#### Belge:
────
Lise öğreniminde bizim gibi felsefe okumuş kuşaklar, “Giritli kısır döngüsü”nü (çatışkı, paradoks) bilirler.
İÖ 6’ncı yüzyılda yaşamış olan düşünür Epimenides, “Tüm Giritliler yalancıdır.” diye bir önermede bulunur.
Önermesini doğru sayarsak Epimenides’in yalancı olması gerekir; çünkü, o da bir Giritlidir. Eğer, Epimenides yalancıysa her söylediği gibi, “Tüm Giritliler yalancıdır.” önermesi de yanlıştır!
Eski Yunanlı düşünürle ilgili bu kısır döngüden çıkabilen, matematikçiler olmuş.
Matematik bilimindeki dünya ölçeğinde parlak beyinlerimizden Prof. Dr. Ali Nesin’e göre, Epimenides’in sözüne bakıp da onun ne hep yalan ne de hep doğru söylediği sonucuna varabiliriz (*).
────
#### Kayıtlı bilgiler:

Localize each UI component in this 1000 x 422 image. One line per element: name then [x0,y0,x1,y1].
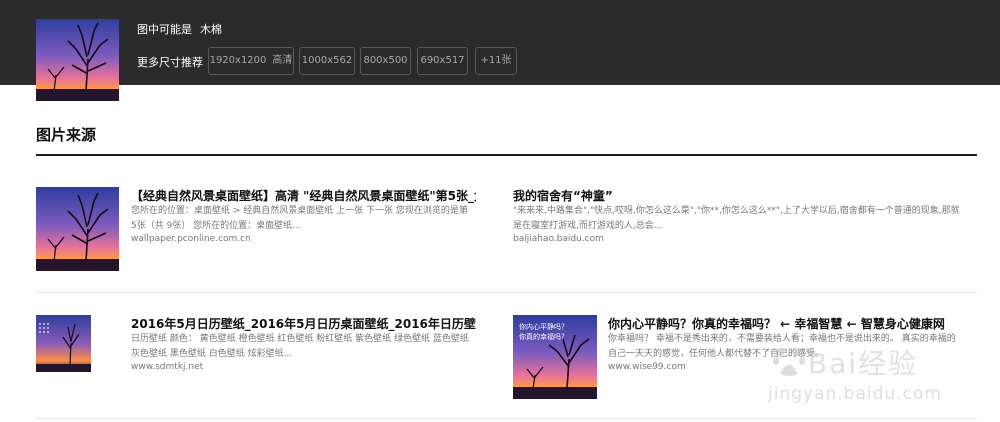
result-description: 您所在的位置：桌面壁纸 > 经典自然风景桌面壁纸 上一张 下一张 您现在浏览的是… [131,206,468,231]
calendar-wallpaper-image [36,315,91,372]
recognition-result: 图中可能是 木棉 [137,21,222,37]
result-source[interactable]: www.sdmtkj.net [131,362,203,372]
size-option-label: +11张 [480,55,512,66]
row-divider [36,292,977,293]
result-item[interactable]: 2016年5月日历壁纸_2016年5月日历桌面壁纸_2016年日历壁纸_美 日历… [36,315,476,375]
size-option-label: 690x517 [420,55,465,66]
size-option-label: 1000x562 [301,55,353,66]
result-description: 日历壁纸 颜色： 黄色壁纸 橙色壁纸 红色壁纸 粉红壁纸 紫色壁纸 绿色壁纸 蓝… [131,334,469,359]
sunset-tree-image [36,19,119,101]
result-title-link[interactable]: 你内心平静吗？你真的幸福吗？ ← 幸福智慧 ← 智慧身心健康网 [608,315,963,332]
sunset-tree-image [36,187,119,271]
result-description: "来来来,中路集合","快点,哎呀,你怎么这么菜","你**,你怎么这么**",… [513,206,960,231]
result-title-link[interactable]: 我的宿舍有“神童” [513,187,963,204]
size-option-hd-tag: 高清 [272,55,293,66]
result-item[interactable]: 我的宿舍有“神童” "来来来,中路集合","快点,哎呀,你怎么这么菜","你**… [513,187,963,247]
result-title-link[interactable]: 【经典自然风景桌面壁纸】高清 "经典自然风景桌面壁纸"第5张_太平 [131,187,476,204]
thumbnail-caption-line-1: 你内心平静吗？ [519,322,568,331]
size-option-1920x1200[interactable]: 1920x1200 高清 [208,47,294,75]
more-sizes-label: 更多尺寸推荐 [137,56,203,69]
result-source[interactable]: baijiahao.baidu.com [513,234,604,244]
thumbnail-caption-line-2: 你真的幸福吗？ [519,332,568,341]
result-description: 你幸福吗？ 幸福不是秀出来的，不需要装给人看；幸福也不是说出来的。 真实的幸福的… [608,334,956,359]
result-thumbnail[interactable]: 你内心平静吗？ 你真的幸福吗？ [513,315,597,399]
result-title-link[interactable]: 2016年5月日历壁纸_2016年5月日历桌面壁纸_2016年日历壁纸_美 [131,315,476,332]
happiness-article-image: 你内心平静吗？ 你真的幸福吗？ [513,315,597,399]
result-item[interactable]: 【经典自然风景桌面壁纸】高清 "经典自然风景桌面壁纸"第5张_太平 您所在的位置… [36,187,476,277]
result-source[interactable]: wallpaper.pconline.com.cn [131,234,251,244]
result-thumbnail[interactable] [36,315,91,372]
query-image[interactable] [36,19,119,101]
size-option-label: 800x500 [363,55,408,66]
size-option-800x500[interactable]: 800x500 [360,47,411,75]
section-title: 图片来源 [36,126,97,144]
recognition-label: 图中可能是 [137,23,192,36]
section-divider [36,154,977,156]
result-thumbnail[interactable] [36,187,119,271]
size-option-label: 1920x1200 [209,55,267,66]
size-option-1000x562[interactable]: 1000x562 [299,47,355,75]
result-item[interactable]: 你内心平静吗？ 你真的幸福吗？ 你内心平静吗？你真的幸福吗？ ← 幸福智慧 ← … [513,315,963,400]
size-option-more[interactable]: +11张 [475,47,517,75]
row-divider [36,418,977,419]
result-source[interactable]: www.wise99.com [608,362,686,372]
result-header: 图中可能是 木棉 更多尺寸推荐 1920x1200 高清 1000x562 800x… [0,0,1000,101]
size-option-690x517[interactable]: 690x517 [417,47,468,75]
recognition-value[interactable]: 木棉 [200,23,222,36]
────
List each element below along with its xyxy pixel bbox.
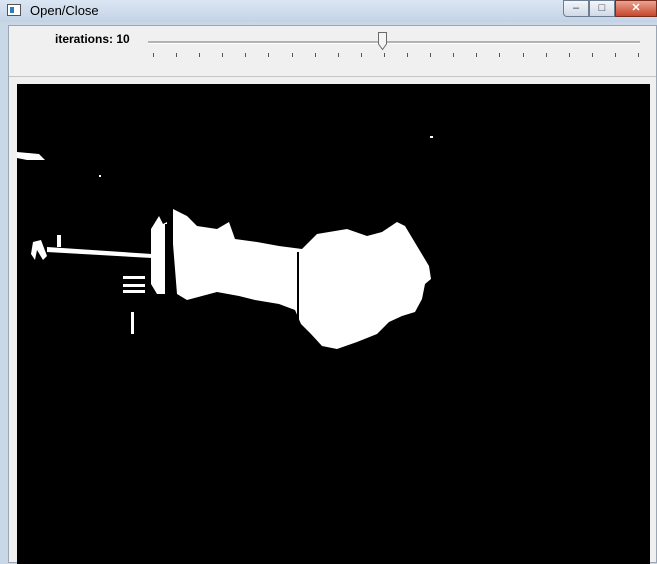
────
#### Alıştırma görevleri:
a. Giritli kısır döngüsü metnine göre aşağıdaki soruları yanıtlayın:
(i) Epimenides hangi yüzyılda yaşamıştır?
(ii) Bu kısır döngüden kimler çıkabilmiştir?
(iii) Prof. Dr. Ali Nesin'e göre Epimenides'in sözüne bakarak hangi sonuca varabiliriz?
b. Giritli kısır döngüsü metninde "Önermesini doğru sayarsak" diye başlayan paragrafı, ana bilgilerini koruyarak daha kısa biçimde yeniden yazın.
c. Giritli kısır döngüsü metnini son cümlesinden sonra sürdürün.
Kayıtlar, Giritli kısır döngüsü metninden bağımsız, ayrı bir malzemedir.

#### Yazılı yanıtlar:
a.
(i) İÖ 6'ncı yüzyılda.
(ii) Matematikçiler.
(iii) Epimenides'in ne hep yalan ne de hep doğru söylediği sonucuna.

b. Önerme doğruysa, Giritli olan Epimenides de yalancı olmalıdır. Epimenides yalancıysa, "Tüm Giritliler yalancıdır." önermesi de yanlıştır.

c.
‘KELEBEK ETKİSİ’
Hem başarılı bir matematikçi hem de parlak bir meteorolog olan bilim insanının neler yapılabileceğini ise Amerikalı Edward Lorenz (1917 – 2008) ortaya koymuş.
Lorenz’in “Kaos Kuramı” adı verilen bulgusu şöyle:
“Pekin’de, ilkyazın bir kelebeğin kanat çırpması, Meksika Körfezi’nde güz fırtınalarının yönünü değiştirebilir.”
Edward Lorenz, kuramını daha da ileriye taşıyarak söz konusu “Kelebek Etkisi”nin, “dünyanın yarısını dolaşabilecek bir kasırganın oluşmasına neden olabileceğini” öngörüyor.
O yüzden, kelebeklere dikkat!
(Hele hele adları Can Atalay, Osman Kavala, Tayfun Kahraman, Çiğdem Mater, Mine Özerden gibi “Gezi’ci” olanlarına…)
İleri Batı, yüzyıllardır bu konularda kafa patlatırken bizim Millî (?) Eğitim Bakanlığı (MEB), “Türkiye Yüzyılı”na, matematiğin (onların anlayacakları dilden söyleyelim) ‘amentü’sü integral’i kaldırarak gireceklerini açıkladı, biliyorsunuz.
Felsefe ise zaten okullarımızda okutulmuyor.
Bunları sorgulamak yerine, çocuğunun beslenme çantasına yavan ekmek koyabilen veliler, kendini süper anne – baba sayıyor.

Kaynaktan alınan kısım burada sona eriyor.